Data entries for graphics
^^^^^^^^^^^^^^^^
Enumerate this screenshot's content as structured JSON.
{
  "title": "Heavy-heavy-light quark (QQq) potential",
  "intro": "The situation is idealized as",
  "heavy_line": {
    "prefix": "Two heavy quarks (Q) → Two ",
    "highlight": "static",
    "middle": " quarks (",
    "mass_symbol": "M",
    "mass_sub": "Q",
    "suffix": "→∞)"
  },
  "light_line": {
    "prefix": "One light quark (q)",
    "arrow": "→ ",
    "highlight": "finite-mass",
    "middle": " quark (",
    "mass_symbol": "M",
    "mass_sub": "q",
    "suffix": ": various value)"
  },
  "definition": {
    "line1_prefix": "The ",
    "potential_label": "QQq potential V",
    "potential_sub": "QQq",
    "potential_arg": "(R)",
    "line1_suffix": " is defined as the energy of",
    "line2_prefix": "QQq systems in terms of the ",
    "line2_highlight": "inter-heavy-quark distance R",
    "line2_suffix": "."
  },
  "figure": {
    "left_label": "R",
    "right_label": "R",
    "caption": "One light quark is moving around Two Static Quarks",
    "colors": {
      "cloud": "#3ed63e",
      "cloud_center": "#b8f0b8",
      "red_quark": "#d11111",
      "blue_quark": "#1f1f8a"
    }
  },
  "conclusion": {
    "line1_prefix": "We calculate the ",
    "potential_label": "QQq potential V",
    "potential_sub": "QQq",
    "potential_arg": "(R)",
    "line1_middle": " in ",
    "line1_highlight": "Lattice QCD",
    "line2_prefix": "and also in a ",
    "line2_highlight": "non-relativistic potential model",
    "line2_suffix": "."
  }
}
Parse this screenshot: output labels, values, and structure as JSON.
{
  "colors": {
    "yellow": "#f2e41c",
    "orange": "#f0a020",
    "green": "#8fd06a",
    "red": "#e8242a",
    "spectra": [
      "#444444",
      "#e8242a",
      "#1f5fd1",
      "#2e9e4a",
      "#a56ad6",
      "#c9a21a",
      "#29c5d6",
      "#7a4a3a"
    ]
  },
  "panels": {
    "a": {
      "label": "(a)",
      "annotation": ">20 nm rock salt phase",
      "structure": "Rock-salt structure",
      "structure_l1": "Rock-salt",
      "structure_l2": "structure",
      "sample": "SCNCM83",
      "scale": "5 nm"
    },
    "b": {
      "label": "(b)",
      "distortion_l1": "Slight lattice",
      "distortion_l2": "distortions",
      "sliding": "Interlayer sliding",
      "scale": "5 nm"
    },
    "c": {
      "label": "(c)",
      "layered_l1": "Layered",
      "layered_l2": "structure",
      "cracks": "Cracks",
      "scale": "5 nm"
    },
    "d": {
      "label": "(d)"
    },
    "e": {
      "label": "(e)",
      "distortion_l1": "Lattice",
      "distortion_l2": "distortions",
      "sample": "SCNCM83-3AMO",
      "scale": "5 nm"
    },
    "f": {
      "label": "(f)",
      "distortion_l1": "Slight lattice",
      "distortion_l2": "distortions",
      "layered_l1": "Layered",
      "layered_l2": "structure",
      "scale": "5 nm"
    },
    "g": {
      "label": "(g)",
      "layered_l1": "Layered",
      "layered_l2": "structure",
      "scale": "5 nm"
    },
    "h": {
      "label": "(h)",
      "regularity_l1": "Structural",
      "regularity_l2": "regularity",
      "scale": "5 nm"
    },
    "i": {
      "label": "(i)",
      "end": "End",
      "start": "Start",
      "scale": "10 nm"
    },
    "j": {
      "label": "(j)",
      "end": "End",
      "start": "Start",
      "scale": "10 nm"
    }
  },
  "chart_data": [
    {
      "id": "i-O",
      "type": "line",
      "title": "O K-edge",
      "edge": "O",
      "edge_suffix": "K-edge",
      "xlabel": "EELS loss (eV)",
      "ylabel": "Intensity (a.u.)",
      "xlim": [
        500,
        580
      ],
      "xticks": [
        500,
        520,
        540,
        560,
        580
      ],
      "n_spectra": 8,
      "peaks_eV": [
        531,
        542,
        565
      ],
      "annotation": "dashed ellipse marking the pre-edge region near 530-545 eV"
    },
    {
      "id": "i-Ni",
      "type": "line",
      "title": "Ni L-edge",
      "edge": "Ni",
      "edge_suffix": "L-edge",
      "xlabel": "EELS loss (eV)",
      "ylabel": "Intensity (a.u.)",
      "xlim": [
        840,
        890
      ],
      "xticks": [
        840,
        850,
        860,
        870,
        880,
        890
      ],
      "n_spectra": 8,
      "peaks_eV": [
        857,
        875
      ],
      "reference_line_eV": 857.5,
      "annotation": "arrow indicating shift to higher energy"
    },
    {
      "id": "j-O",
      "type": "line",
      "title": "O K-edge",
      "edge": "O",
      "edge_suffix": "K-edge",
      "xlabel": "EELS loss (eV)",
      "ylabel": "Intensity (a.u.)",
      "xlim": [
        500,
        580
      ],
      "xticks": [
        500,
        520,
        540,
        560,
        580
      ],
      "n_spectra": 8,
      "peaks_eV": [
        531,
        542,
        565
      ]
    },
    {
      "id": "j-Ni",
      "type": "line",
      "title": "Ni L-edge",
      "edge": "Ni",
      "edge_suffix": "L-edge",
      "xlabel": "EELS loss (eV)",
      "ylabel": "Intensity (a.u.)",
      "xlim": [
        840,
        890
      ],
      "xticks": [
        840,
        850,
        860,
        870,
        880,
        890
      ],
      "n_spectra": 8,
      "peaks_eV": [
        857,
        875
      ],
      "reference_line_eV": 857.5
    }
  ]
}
^^^^^^^^^^^^^^^^
### WHAT THIS TASK INVOLVES
Retype the whole listing above exactly.

### SOLUTION FOR THIS EXERCISE
Enumerate this screenshot's content as structured JSON.
{
  "title": "Heavy-heavy-light quark (QQq) potential",
  "intro": "The situation is idealized as",
  "heavy_line": {
    "prefix": "Two heavy quarks (Q) → Two ",
    "highlight": "static",
    "middle": " quarks (",
    "mass_symbol": "M",
    "mass_sub": "Q",
    "suffix": "→∞)"
  },
  "light_line": {
    "prefix": "One light quark (q)",
    "arrow": "→ ",
    "highlight": "finite-mass",
    "middle": " quark (",
    "mass_symbol": "M",
    "mass_sub": "q",
    "suffix": ": various value)"
  },
  "definition": {
    "line1_prefix": "The ",
    "potential_label": "QQq potential V",
    "potential_sub": "QQq",
    "potential_arg": "(R)",
    "line1_suffix": " is defined as the energy of",
    "line2_prefix": "QQq systems in terms of the ",
    "line2_highlight": "inter-heavy-quark distance R",
    "line2_suffix": "."
  },
  "figure": {
    "left_label": "R",
    "right_label": "R",
    "caption": "One light quark is moving around Two Static Quarks",
    "colors": {
      "cloud": "#3ed63e",
      "cloud_center": "#b8f0b8",
      "red_quark": "#d11111",
      "blue_quark": "#1f1f8a"
    }
  },
  "conclusion": {
    "line1_prefix": "We calculate the ",
    "potential_label": "QQq potential V",
    "potential_sub": "QQq",
    "potential_arg": "(R)",
    "line1_middle": " in ",
    "line1_highlight": "Lattice QCD",
    "line2_prefix": "and also in a ",
    "line2_highlight": "non-relativistic potential model",
    "line2_suffix": "."
  }
}
Parse this screenshot: output labels, values, and structure as JSON.
{
  "colors": {
    "yellow": "#f2e41c",
    "orange": "#f0a020",
    "green": "#8fd06a",
    "red": "#e8242a",
    "spectra": [
      "#444444",
      "#e8242a",
      "#1f5fd1",
      "#2e9e4a",
      "#a56ad6",
      "#c9a21a",
      "#29c5d6",
      "#7a4a3a"
    ]
  },
  "panels": {
    "a": {
      "label": "(a)",
      "annotation": ">20 nm rock salt phase",
      "structure": "Rock-salt structure",
      "structure_l1": "Rock-salt",
      "structure_l2": "structure",
      "sample": "SCNCM83",
      "scale": "5 nm"
    },
    "b": {
      "label": "(b)",
      "distortion_l1": "Slight lattice",
      "distortion_l2": "distortions",
      "sliding": "Interlayer sliding",
      "scale": "5 nm"
    },
    "c": {
      "label": "(c)",
      "layered_l1": "Layered",
      "layered_l2": "structure",
      "cracks": "Cracks",
      "scale": "5 nm"
    },
    "d": {
      "label": "(d)"
    },
    "e": {
      "label": "(e)",
      "distortion_l1": "Lattice",
      "distortion_l2": "distortions",
      "sample": "SCNCM83-3AMO",
      "scale": "5 nm"
    },
    "f": {
      "label": "(f)",
      "distortion_l1": "Slight lattice",
      "distortion_l2": "distortions",
      "layered_l1": "Layered",
      "layered_l2": "structure",
      "scale": "5 nm"
    },
    "g": {
      "label": "(g)",
      "layered_l1": "Layered",
      "layered_l2": "structure",
      "scale": "5 nm"
    },
    "h": {
      "label": "(h)",
      "regularity_l1": "Structural",
      "regularity_l2": "regularity",
      "scale": "5 nm"
    },
    "i": {
      "label": "(i)",
      "end": "End",
      "start": "Start",
      "scale": "10 nm"
    },
    "j": {
      "label": "(j)",
      "end": "End",
      "start": "Start",
      "scale": "10 nm"
    }
  },
  "chart_data": [
    {
      "id": "i-O",
      "type": "line",
      "title": "O K-edge",
      "edge": "O",
      "edge_suffix": "K-edge",
      "xlabel": "EELS loss (eV)",
      "ylabel": "Intensity (a.u.)",
      "xlim": [
        500,
        580
      ],
      "xticks": [
        500,
        520,
        540,
        560,
        580
      ],
      "n_spectra": 8,
      "peaks_eV": [
        531,
        542,
        565
      ],
      "annotation": "dashed ellipse marking the pre-edge region near 530-545 eV"
    },
    {
      "id": "i-Ni",
      "type": "line",
      "title": "Ni L-edge",
      "edge": "Ni",
      "edge_suffix": "L-edge",
      "xlabel": "EELS loss (eV)",
      "ylabel": "Intensity (a.u.)",
      "xlim": [
        840,
        890
      ],
      "xticks": [
        840,
        850,
        860,
        870,
        880,
        890
      ],
      "n_spectra": 8,
      "peaks_eV": [
        857,
        875
      ],
      "reference_line_eV": 857.5,
      "annotation": "arrow indicating shift to higher energy"
    },
    {
      "id": "j-O",
      "type": "line",
      "title": "O K-edge",
      "edge": "O",
      "edge_suffix": "K-edge",
      "xlabel": "EELS loss (eV)",
      "ylabel": "Intensity (a.u.)",
      "xlim": [
        500,
        580
      ],
      "xticks": [
        500,
        520,
        540,
        560,
        580
      ],
      "n_spectra": 8,
      "peaks_eV": [
        531,
        542,
        565
      ]
    },
    {
      "id": "j-Ni",
      "type": "line",
      "title": "Ni L-edge",
      "edge": "Ni",
      "edge_suffix": "L-edge",
      "xlabel": "EELS loss (eV)",
      "ylabel": "Intensity (a.u.)",
      "xlim": [
        840,
        890
      ],
      "xticks": [
        840,
        850,
        860,
        870,
        880,
        890
      ],
      "n_spectra": 8,
      "peaks_eV": [
        857,
        875
      ],
      "reference_line_eV": 857.5
    }
  ]
}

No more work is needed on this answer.